[Records from a dataset]

'''

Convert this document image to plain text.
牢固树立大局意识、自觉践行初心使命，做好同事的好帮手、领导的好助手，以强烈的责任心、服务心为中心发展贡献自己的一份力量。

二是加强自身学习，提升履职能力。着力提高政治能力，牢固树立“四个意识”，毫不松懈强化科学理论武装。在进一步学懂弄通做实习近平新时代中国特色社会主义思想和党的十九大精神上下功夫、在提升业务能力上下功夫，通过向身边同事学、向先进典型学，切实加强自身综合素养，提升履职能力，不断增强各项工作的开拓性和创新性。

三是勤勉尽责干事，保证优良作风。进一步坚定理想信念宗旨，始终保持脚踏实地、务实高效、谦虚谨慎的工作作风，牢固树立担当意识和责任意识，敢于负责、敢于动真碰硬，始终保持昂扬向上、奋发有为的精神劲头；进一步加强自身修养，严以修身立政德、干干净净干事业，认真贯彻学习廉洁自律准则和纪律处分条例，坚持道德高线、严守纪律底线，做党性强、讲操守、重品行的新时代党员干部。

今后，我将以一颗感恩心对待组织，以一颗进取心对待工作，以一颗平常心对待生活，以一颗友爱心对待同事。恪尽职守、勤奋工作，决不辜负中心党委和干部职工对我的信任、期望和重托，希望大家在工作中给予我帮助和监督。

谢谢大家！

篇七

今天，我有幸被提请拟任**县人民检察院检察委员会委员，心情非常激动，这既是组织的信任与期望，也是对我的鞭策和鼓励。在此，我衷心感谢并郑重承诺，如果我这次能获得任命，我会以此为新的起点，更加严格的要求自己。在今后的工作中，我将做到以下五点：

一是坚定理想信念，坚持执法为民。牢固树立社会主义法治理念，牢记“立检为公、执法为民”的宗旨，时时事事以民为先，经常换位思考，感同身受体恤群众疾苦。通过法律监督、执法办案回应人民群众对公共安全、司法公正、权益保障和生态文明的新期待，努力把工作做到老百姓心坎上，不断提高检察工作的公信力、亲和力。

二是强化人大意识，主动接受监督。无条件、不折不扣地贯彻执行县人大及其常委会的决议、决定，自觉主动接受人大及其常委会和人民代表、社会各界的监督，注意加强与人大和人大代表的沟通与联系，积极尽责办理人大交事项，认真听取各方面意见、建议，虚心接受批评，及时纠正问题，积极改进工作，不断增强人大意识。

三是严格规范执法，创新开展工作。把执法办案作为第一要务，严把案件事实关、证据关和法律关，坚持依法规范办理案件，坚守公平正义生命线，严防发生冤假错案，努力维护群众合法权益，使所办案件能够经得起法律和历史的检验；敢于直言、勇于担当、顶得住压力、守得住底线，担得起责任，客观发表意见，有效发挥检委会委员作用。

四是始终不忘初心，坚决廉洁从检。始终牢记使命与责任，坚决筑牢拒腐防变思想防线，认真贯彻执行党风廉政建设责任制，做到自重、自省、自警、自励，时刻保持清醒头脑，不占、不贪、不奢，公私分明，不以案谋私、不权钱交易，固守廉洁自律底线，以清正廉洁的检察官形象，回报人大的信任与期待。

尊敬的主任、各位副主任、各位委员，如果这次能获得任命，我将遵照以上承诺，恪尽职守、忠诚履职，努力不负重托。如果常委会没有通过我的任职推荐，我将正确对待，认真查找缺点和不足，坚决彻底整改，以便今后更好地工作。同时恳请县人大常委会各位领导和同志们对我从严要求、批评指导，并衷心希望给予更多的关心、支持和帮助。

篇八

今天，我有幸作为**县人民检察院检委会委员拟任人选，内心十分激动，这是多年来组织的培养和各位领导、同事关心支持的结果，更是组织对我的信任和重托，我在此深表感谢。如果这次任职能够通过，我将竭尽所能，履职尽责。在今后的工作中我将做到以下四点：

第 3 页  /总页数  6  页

'''

[TASK OBJECTIVE] Copy out the lines that hold "恪尽职守".

[COMPLETED TASK]
今后，我将以一颗感恩心对待组织，以一颗进取心对待工作，以一颗平常心对待生活，以一颗友爱心对待同事。恪尽职守、勤奋工作，决不辜负中心党委和干部职工对我的信任、期望和重托，希望大家在工作中给予我帮助和监督。
尊敬的主任、各位副主任、各位委员，如果这次能获得任命，我将遵照以上承诺，恪尽职守、忠诚履职，努力不负重托。如果常委会没有通过我的任职推荐，我将正确对待，认真查找缺点和不足，坚决彻底整改，以便今后更好地工作。同时恳请县人大常委会各位领导和同志们对我从严要求、批评指导，并衷心希望给予更多的关心、支持和帮助。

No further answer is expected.